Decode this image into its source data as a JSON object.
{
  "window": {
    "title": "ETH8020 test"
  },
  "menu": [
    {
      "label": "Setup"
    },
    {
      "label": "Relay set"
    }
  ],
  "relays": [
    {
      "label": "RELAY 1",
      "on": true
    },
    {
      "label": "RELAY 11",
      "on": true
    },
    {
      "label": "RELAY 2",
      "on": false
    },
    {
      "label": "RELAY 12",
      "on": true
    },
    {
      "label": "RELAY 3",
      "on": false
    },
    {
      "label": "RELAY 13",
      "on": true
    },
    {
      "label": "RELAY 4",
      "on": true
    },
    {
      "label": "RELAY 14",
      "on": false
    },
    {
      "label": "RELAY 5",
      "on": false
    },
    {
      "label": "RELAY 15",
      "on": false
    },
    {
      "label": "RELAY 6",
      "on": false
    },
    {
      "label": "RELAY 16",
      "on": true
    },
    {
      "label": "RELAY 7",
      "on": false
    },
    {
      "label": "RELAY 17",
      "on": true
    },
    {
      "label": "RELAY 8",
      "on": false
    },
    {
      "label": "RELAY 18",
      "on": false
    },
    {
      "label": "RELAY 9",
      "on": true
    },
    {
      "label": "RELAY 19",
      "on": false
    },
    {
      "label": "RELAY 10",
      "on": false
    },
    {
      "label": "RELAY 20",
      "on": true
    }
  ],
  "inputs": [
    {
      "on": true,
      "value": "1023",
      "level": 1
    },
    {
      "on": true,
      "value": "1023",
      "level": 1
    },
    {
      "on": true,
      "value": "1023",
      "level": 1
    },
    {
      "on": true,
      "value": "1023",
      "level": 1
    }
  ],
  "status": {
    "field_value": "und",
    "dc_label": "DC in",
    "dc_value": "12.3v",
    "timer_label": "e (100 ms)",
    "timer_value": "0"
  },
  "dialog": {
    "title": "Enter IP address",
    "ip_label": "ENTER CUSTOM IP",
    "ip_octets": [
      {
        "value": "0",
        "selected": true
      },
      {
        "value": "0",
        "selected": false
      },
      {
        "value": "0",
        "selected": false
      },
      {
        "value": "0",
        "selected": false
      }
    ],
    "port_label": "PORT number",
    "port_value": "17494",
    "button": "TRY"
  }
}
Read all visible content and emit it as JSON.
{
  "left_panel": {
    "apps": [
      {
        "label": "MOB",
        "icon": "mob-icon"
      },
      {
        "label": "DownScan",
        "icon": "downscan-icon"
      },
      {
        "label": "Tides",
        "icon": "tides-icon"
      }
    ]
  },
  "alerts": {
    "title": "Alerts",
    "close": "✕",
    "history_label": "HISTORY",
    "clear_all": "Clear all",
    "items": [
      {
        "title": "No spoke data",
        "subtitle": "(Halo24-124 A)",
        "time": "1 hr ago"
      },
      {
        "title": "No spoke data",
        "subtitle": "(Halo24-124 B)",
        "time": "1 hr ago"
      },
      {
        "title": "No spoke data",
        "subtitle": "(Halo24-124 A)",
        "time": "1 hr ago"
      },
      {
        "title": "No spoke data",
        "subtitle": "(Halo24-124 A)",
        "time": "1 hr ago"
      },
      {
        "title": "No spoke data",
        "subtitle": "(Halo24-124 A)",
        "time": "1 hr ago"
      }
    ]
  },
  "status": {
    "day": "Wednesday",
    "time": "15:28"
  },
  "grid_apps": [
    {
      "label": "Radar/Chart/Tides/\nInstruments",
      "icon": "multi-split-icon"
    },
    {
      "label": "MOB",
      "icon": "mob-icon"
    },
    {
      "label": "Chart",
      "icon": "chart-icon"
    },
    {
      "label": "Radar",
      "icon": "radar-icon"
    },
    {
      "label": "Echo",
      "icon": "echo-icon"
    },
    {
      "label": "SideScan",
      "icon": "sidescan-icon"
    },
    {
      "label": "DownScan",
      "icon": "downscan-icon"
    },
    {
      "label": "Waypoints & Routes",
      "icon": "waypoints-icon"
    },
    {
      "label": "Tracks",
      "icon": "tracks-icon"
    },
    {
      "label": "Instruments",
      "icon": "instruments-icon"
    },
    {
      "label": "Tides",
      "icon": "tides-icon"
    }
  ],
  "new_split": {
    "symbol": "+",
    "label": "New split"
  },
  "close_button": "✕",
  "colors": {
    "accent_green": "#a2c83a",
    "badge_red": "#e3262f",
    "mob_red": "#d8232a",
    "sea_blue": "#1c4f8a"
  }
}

^^^^^^^^

GIVEN EXERCISE >> Check each line of the records for "JSON" and copy the ones that contain it.

RESULT FOR THIS EXERCISE >>
Decode this image into its source data as a JSON object.
Read all visible content and emit it as JSON.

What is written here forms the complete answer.